--- Start of PROVIDED DATA ---
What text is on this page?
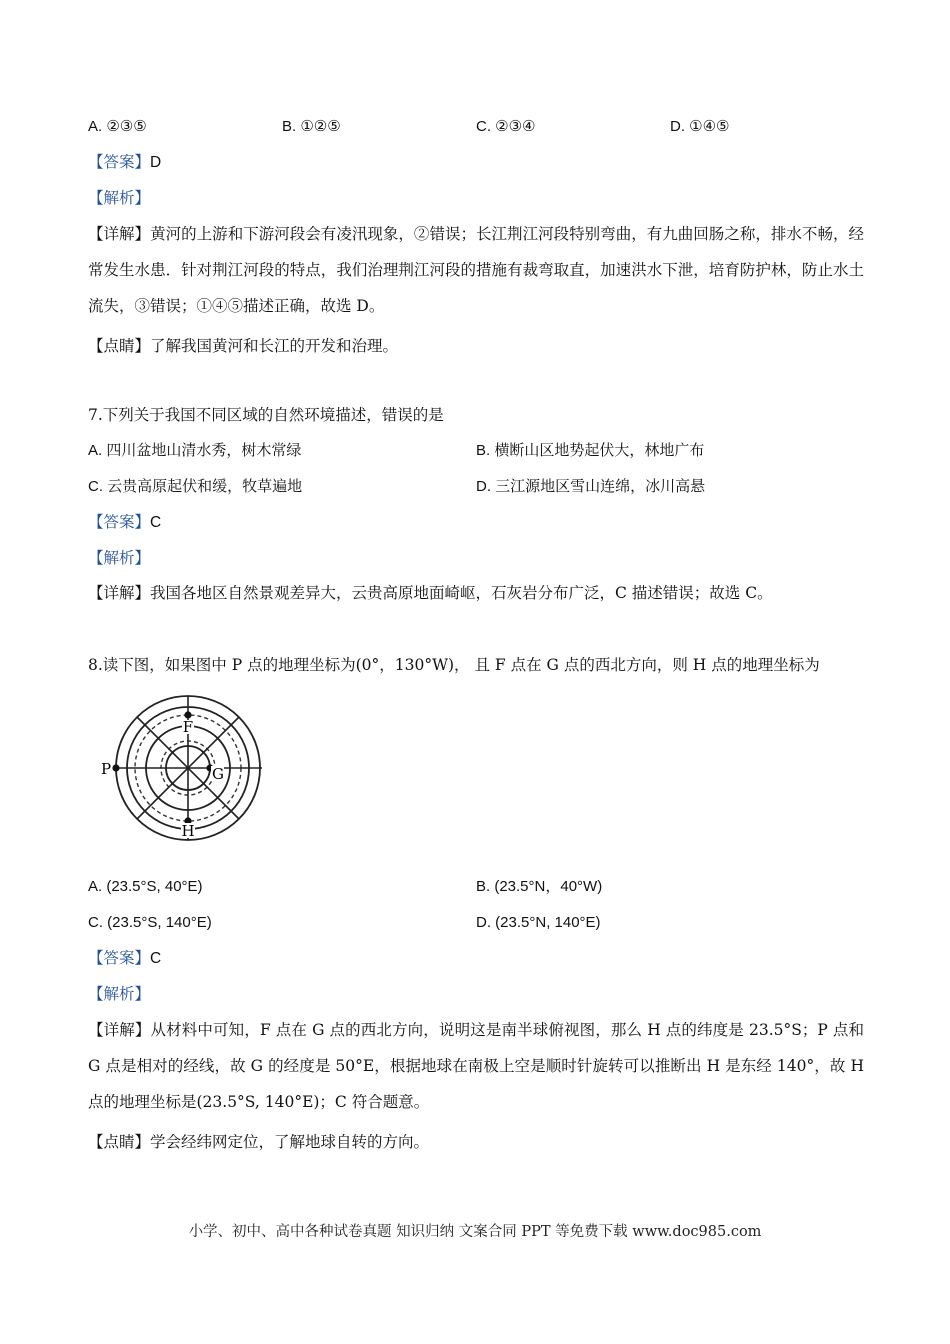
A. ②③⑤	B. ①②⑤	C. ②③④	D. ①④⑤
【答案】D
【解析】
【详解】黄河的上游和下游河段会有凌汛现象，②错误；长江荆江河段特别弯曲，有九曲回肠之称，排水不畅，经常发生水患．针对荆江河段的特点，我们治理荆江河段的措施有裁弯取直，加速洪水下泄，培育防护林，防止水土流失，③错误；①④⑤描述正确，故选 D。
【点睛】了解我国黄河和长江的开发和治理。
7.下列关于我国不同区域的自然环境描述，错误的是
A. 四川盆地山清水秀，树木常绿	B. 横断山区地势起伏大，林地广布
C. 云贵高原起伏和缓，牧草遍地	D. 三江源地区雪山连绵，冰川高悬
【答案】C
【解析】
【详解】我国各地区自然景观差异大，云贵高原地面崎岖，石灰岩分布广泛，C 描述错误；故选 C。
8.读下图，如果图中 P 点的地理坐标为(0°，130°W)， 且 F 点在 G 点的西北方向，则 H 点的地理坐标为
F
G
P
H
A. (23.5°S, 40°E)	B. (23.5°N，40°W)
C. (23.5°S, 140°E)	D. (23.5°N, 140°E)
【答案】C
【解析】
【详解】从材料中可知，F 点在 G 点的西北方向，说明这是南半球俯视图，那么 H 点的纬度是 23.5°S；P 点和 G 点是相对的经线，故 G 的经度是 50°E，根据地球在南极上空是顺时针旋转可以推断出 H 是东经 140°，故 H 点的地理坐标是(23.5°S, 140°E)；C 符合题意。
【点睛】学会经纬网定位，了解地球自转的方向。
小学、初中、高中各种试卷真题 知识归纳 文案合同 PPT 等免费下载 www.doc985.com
--- End of PROVIDED DATA ---
--- Start of PROVIDED DATA ---
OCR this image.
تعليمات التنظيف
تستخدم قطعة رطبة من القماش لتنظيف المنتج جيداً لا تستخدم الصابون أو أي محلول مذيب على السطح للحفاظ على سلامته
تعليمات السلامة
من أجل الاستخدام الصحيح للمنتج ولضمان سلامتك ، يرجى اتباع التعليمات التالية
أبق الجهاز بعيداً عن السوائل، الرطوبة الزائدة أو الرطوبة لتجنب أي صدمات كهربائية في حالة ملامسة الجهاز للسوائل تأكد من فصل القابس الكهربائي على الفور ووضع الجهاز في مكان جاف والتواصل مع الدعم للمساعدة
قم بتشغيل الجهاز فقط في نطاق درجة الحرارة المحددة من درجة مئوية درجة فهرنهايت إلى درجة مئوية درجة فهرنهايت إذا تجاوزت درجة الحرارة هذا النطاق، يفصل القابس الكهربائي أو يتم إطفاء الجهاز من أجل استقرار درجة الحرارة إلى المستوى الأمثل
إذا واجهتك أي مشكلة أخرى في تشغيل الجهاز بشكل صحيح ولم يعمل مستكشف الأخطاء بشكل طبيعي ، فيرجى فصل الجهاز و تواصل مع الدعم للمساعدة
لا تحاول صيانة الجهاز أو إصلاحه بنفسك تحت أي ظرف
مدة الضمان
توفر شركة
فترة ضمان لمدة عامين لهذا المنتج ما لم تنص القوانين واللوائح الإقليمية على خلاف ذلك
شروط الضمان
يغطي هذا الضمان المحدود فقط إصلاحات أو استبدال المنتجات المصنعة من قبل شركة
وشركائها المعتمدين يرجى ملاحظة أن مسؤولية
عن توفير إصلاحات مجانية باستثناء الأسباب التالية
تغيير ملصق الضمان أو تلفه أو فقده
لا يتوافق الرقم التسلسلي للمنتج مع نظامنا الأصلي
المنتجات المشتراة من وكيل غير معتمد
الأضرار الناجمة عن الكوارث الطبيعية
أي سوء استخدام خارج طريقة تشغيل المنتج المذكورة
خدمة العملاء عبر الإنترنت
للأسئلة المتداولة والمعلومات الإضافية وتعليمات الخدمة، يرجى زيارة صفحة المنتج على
--- End of PROVIDED DATA ---
--- Start of PROVIDED DATA ---
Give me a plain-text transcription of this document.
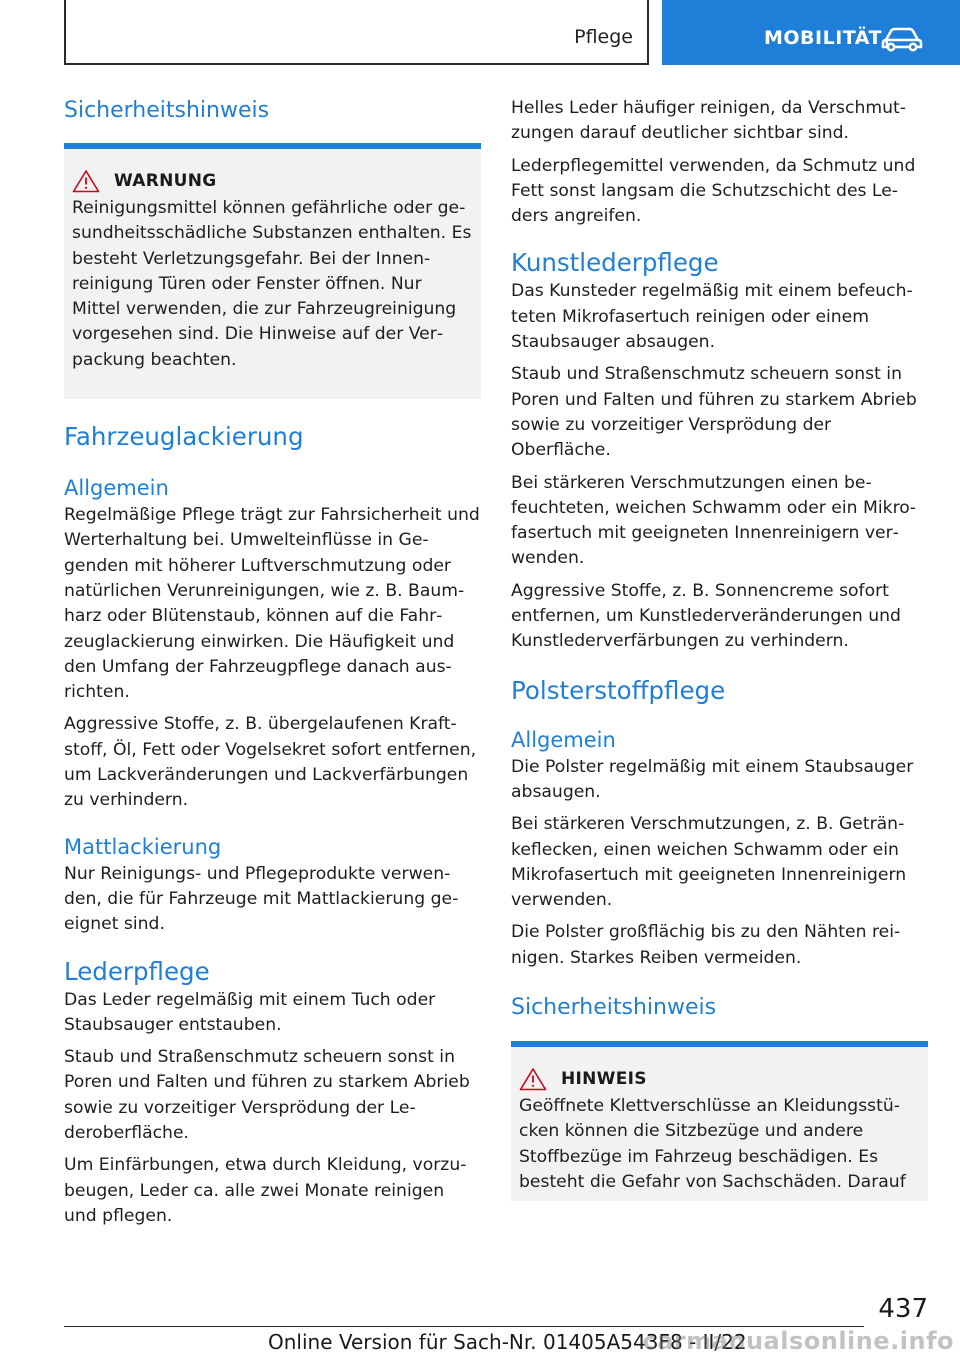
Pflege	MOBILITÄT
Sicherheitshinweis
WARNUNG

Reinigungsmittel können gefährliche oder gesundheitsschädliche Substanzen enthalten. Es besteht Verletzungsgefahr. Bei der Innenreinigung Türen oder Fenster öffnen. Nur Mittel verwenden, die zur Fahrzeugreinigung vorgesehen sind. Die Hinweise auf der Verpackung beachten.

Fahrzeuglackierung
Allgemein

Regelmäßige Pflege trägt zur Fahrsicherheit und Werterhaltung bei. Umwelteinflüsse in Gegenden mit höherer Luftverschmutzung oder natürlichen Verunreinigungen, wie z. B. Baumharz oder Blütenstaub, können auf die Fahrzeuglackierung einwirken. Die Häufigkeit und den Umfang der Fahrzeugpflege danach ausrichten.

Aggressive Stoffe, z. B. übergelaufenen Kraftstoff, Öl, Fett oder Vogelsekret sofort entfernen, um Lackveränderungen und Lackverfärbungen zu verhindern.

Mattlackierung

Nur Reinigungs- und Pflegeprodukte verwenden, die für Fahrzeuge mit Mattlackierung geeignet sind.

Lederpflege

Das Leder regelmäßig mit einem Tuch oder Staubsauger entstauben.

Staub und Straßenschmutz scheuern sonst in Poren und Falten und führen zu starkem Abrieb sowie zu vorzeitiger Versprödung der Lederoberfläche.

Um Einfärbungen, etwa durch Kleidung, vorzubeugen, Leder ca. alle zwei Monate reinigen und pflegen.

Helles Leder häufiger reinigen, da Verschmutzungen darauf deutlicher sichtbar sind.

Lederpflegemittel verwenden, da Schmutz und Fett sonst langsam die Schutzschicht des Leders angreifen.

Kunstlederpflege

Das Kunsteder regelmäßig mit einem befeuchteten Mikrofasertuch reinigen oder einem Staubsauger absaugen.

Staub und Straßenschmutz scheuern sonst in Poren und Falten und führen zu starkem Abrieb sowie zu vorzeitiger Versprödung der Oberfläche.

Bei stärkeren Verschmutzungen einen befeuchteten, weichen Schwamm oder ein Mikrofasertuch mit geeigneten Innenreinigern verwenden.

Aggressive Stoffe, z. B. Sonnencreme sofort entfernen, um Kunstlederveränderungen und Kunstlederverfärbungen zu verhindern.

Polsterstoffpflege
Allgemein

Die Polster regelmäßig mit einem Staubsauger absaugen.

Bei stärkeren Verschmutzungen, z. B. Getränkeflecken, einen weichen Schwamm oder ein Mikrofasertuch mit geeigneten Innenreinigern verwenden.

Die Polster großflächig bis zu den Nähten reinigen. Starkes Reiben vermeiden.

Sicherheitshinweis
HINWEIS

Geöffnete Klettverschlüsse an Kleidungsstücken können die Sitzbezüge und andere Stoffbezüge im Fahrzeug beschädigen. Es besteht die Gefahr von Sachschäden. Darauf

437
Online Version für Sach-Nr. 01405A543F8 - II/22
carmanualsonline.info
--- End of PROVIDED DATA ---
WHAT YOU NEED TO DO: Copy out all lines where the word "können" appears.

CORRECT OUTPUT:
Reinigungsmittel können gefährliche oder gesundheitsschädliche Substanzen enthalten. Es besteht Verletzungsgefahr. Bei der Innenreinigung Türen oder Fenster öffnen. Nur Mittel verwenden, die zur Fahrzeugreinigung vorgesehen sind. Die Hinweise auf der Verpackung beachten.
Regelmäßige Pflege trägt zur Fahrsicherheit und Werterhaltung bei. Umwelteinflüsse in Gegenden mit höherer Luftverschmutzung oder natürlichen Verunreinigungen, wie z. B. Baumharz oder Blütenstaub, können auf die Fahrzeuglackierung einwirken. Die Häufigkeit und den Umfang der Fahrzeugpflege danach ausrichten.
Geöffnete Klettverschlüsse an Kleidungsstücken können die Sitzbezüge und andere Stoffbezüge im Fahrzeug beschädigen. Es besteht die Gefahr von Sachschäden. Darauf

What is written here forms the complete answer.